[Saved entries]

—————

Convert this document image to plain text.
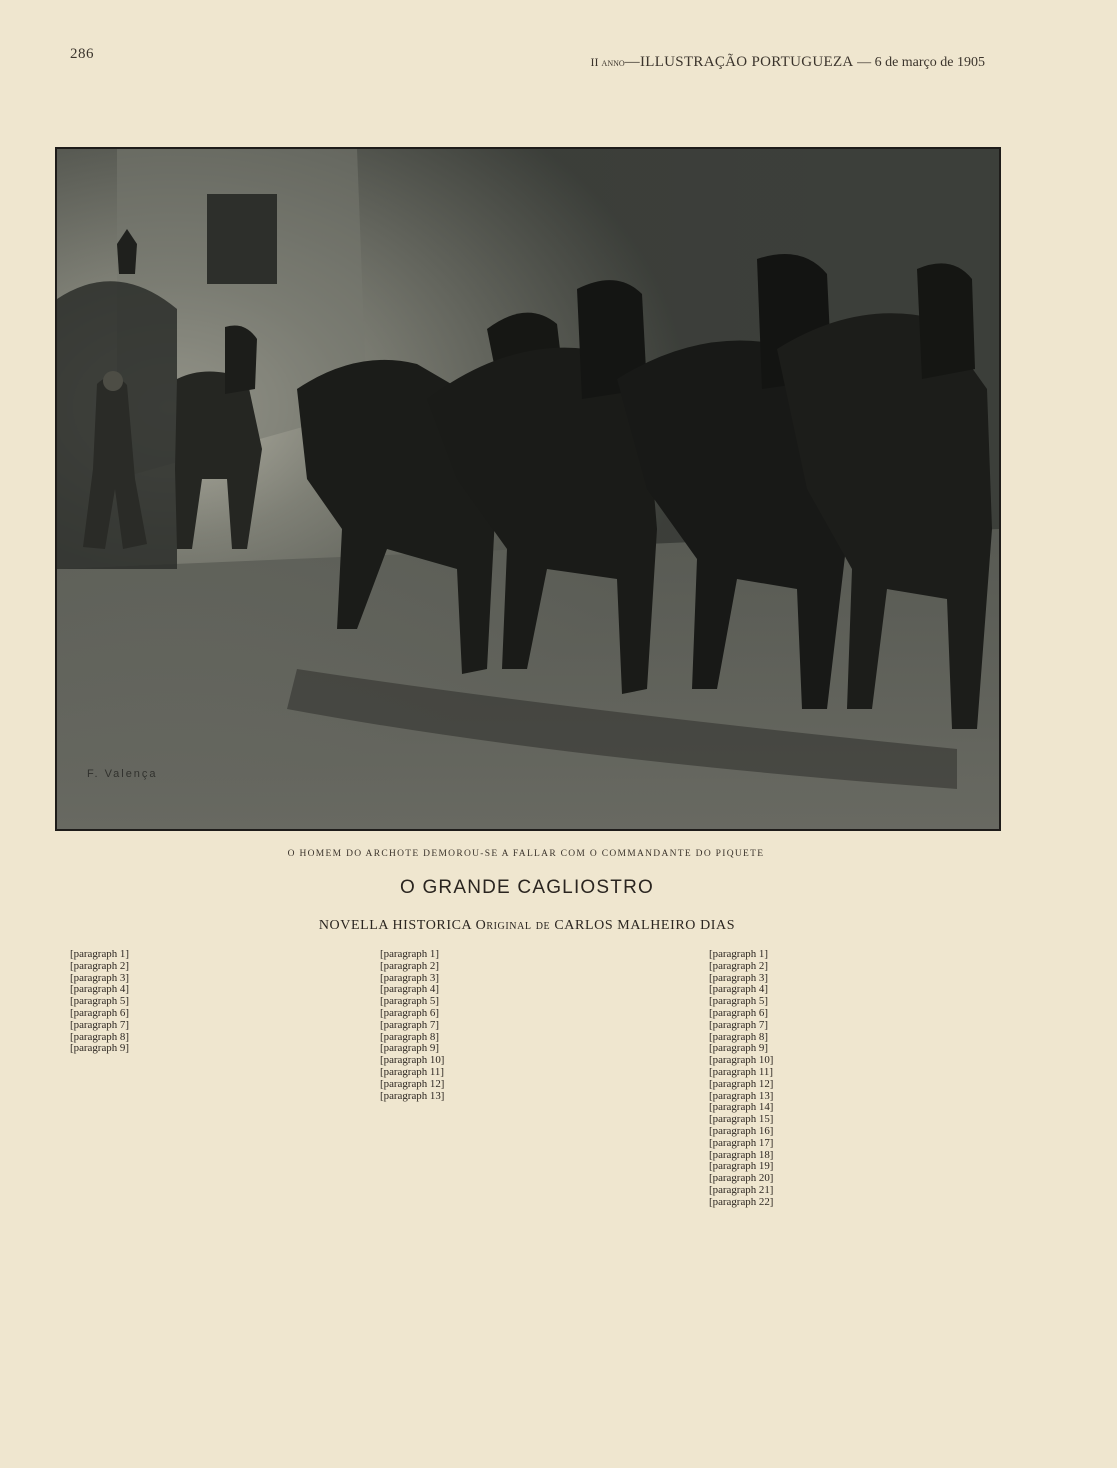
286	II anno—ILLUSTRAÇÃO PORTUGUEZA — 6 de março de 1905
F. Valença
O HOMEM DO ARCHOTE DEMOROU-SE A FALLAR COM O COMMANDANTE DO PIQUETE
O GRANDE CAGLIOSTRO
NOVELLA HISTORICA Original de CARLOS MALHEIRO DIAS

[paragraph 1]

[paragraph 2]

[paragraph 3]

[paragraph 4]

[paragraph 5]

[paragraph 6]

[paragraph 7]

[paragraph 8]

[paragraph 9]

[paragraph 1]

[paragraph 2]

[paragraph 3]

[paragraph 4]

[paragraph 5]

[paragraph 6]

[paragraph 7]

[paragraph 8]

[paragraph 9]

[paragraph 10]

[paragraph 11]

[paragraph 12]

[paragraph 13]

[paragraph 1]

[paragraph 2]

[paragraph 3]

[paragraph 4]

[paragraph 5]

[paragraph 6]

[paragraph 7]

[paragraph 8]

[paragraph 9]

[paragraph 10]

[paragraph 11]

[paragraph 12]

[paragraph 13]

[paragraph 14]

[paragraph 15]

[paragraph 16]

[paragraph 17]

[paragraph 18]

[paragraph 19]

[paragraph 20]

[paragraph 21]

[paragraph 22]
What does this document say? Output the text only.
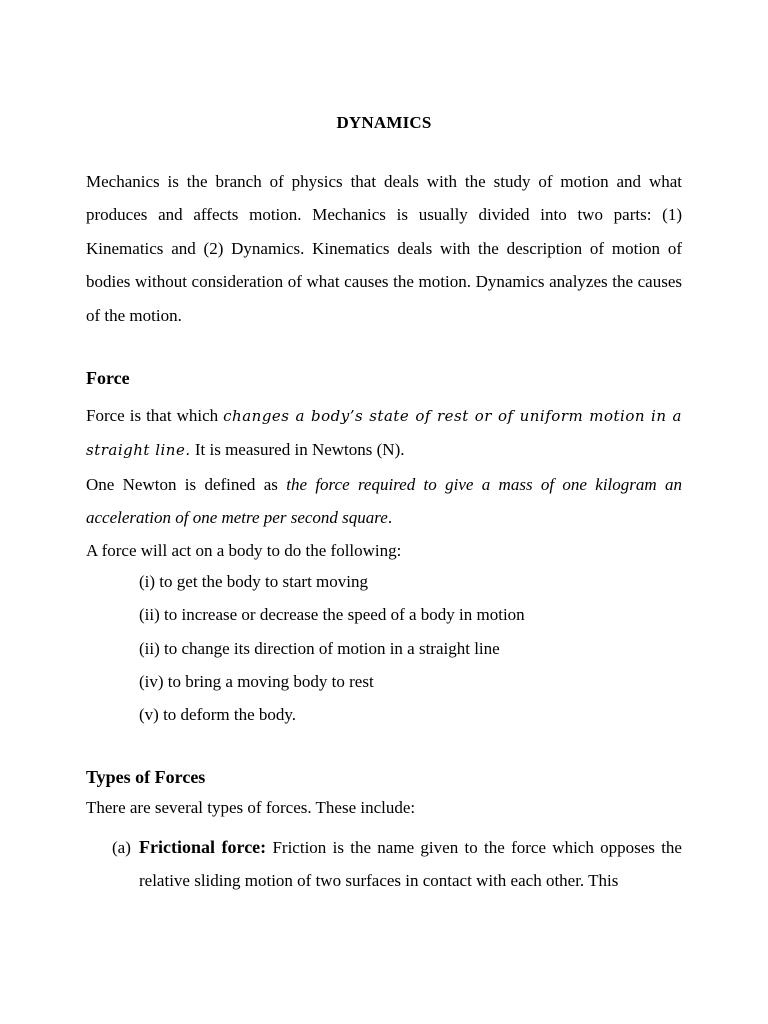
DYNAMICS
Mechanics is the branch of physics that deals with the study of motion and what produces and affects motion. Mechanics is usually divided into two parts: (1) Kinematics and (2) Dynamics. Kinematics deals with the description of motion of bodies without consideration of what causes the motion. Dynamics analyzes the causes of the motion.
Force

Force is that which changes a body’s state of rest or of uniform motion in a straight line. It is measured in Newtons (N).

One Newton is defined as the force required to give a mass of one kilogram an acceleration of one metre per second square.

A force will act on a body to do the following:

(i) to get the body to start moving
(ii) to increase or decrease the speed of a body in motion
(ii) to change its direction of motion in a straight line
(iv) to bring a moving body to rest
(v) to deform the body.
Types of Forces
There are several types of forces. These include:
(a) Frictional force: Friction is the name given to the force which opposes the relative sliding motion of two surfaces in contact with each other. This
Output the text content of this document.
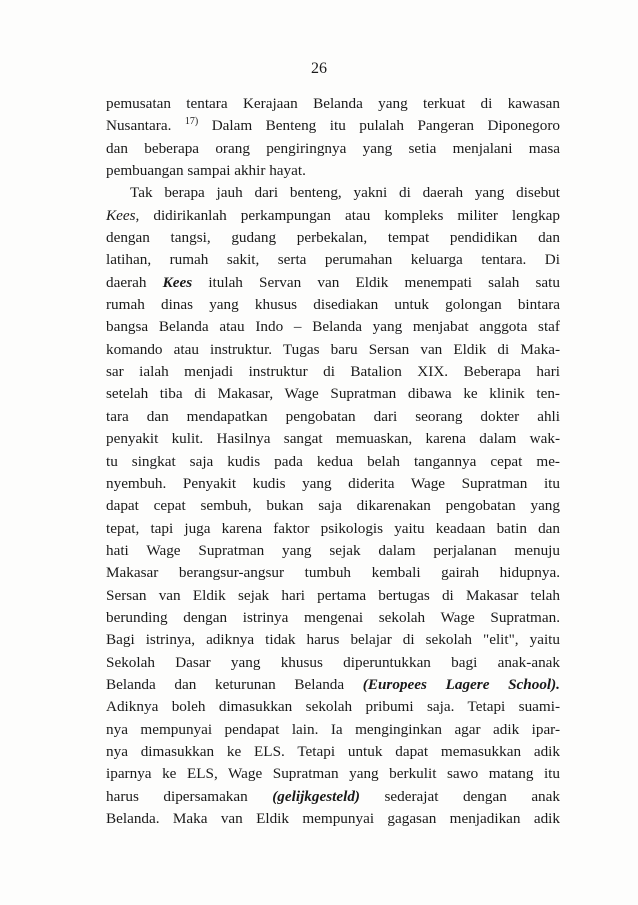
26
pemusatan tentara Kerajaan Belanda yang terkuat di kawasan
Nusantara. $^{17)}$ Dalam Benteng itu pulalah Pangeran Diponegoro
dan beberapa orang pengiringnya yang setia menjalani masa
pembuangan sampai akhir hayat.
Tak berapa jauh dari benteng, yakni di daerah yang disebut
Kees, didirikanlah perkampungan atau kompleks militer lengkap
dengan tangsi, gudang perbekalan, tempat pendidikan dan
latihan, rumah sakit, serta perumahan keluarga tentara. Di
daerah Kees itulah Servan van Eldik menempati salah satu
rumah dinas yang khusus disediakan untuk golongan bintara
bangsa Belanda atau Indo – Belanda yang menjabat anggota staf
komando atau instruktur. Tugas baru Sersan van Eldik di Maka-
sar ialah menjadi instruktur di Batalion XIX. Beberapa hari
setelah tiba di Makasar, Wage Supratman dibawa ke klinik ten-
tara dan mendapatkan pengobatan dari seorang dokter ahli
penyakit kulit. Hasilnya sangat memuaskan, karena dalam wak-
tu singkat saja kudis pada kedua belah tangannya cepat me-
nyembuh. Penyakit kudis yang diderita Wage Supratman itu
dapat cepat sembuh, bukan saja dikarenakan pengobatan yang
tepat, tapi juga karena faktor psikologis yaitu keadaan batin dan
hati Wage Supratman yang sejak dalam perjalanan menuju
Makasar berangsur-angsur tumbuh kembali gairah hidupnya.
Sersan van Eldik sejak hari pertama bertugas di Makasar telah
berunding dengan istrinya mengenai sekolah Wage Supratman.
Bagi istrinya, adiknya tidak harus belajar di sekolah "elit", yaitu
Sekolah Dasar yang khusus diperuntukkan bagi anak-anak
Belanda dan keturunan Belanda (Europees Lagere School).
Adiknya boleh dimasukkan sekolah pribumi saja. Tetapi suami-
nya mempunyai pendapat lain. Ia menginginkan agar adik ipar-
nya dimasukkan ke ELS. Tetapi untuk dapat memasukkan adik
iparnya ke ELS, Wage Supratman yang berkulit sawo matang itu
harus dipersamakan (gelijkgesteld) sederajat dengan anak
Belanda. Maka van Eldik mempunyai gagasan menjadikan adik
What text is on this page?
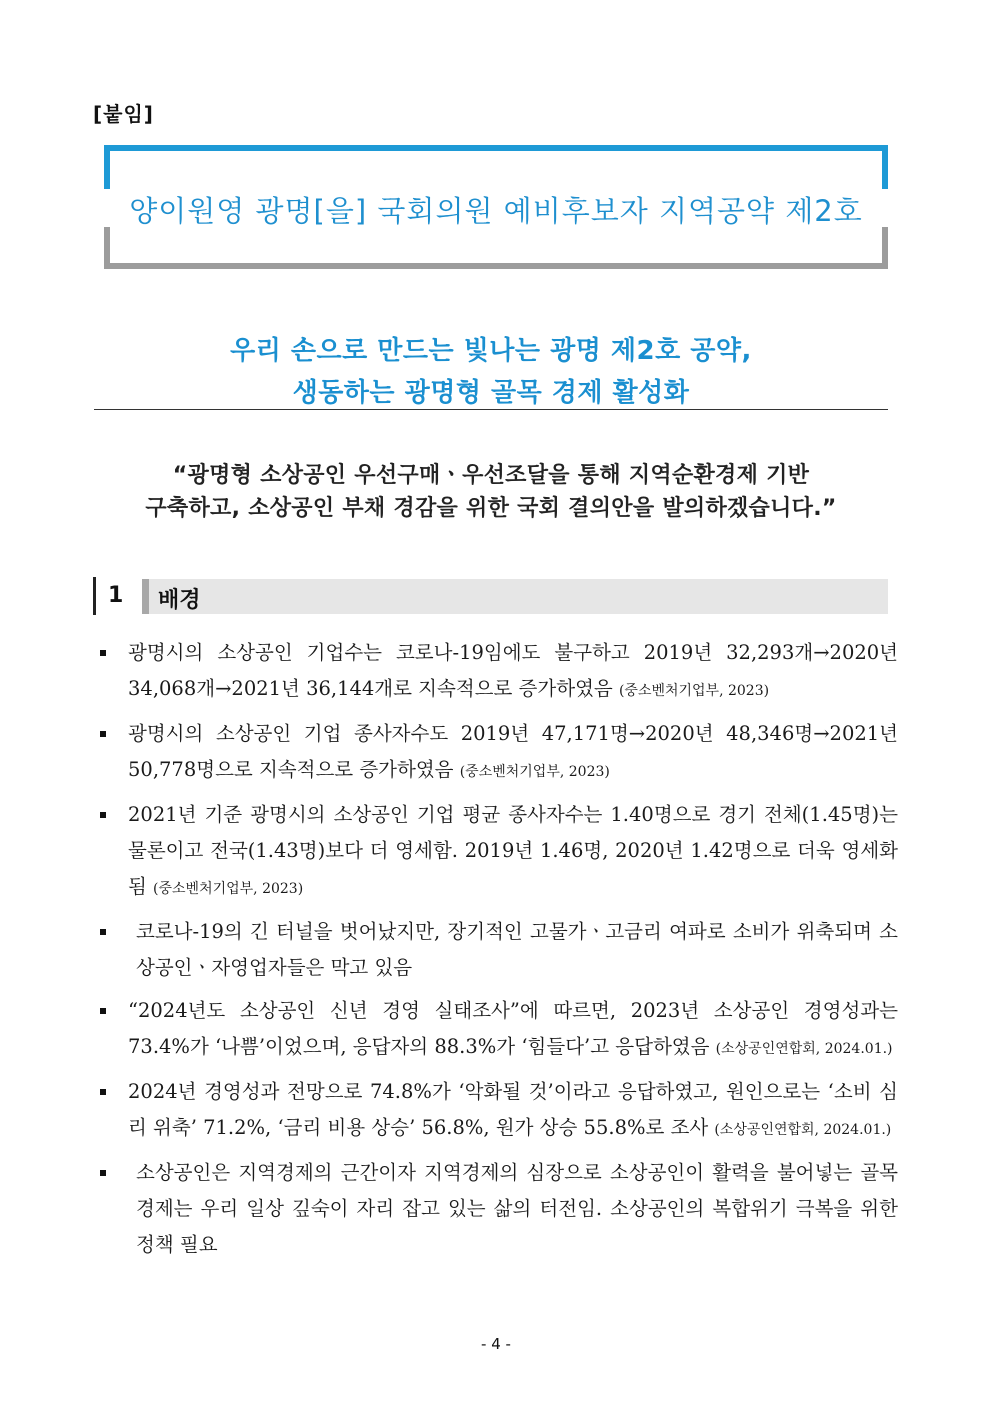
[붙임]
양이원영 광명[을] 국회의원 예비후보자 지역공약 제2호
우리 손으로 만드는 빛나는 광명 제2호 공약,
생동하는 광명형 골목 경제 활성화
“광명형 소상공인 우선구매ㆍ우선조달을 통해 지역순환경제 기반
구축하고, 소상공인 부채 경감을 위한 국회 결의안을 발의하겠습니다.”
1 배경
광명시의 소상공인 기업수는 코로나-19임에도 불구하고 2019년 32,293개→2020년 34,068개→2021년 36,144개로 지속적으로 증가하였음 (중소벤처기업부, 2023)
광명시의 소상공인 기업 종사자수도 2019년 47,171명→2020년 48,346명→2021년 50,778명으로 지속적으로 증가하였음 (중소벤처기업부, 2023)
2021년 기준 광명시의 소상공인 기업 평균 종사자수는 1.40명으로 경기 전체(1.45명)는 물론이고 전국(1.43명)보다 더 영세함. 2019년 1.46명, 2020년 1.42명으로 더욱 영세화됨 (중소벤처기업부, 2023)
코로나-19의 긴 터널을 벗어났지만, 장기적인 고물가ㆍ고금리 여파로 소비가 위축되며 소상공인ㆍ자영업자들은 막고 있음
“2024년도 소상공인 신년 경영 실태조사”에 따르면, 2023년 소상공인 경영성과는 73.4%가 ‘나쁨’이었으며, 응답자의 88.3%가 ‘힘들다’고 응답하였음 (소상공인연합회, 2024.01.)
2024년 경영성과 전망으로 74.8%가 ‘악화될 것’이라고 응답하였고, 원인으로는 ‘소비 심리 위축’ 71.2%, ‘금리 비용 상승’ 56.8%, 원가 상승 55.8%로 조사 (소상공인연합회, 2024.01.)
소상공인은 지역경제의 근간이자 지역경제의 심장으로 소상공인이 활력을 불어넣는 골목경제는 우리 일상 깊숙이 자리 잡고 있는 삶의 터전임. 소상공인의 복합위기 극복을 위한 정책 필요
- 4 -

—————

● Set exercise
Search the preceding listing for "Wage" and extract every line where it is found.

● Answer to this exercise
setelah tiba di Makasar, Wage Supratman dibawa ke klinik ten-
nyembuh. Penyakit kudis yang diderita Wage Supratman itu
hati Wage Supratman yang sejak dalam perjalanan menuju
berunding dengan istrinya mengenai sekolah Wage Supratman.
iparnya ke ELS, Wage Supratman yang berkulit sawo matang itu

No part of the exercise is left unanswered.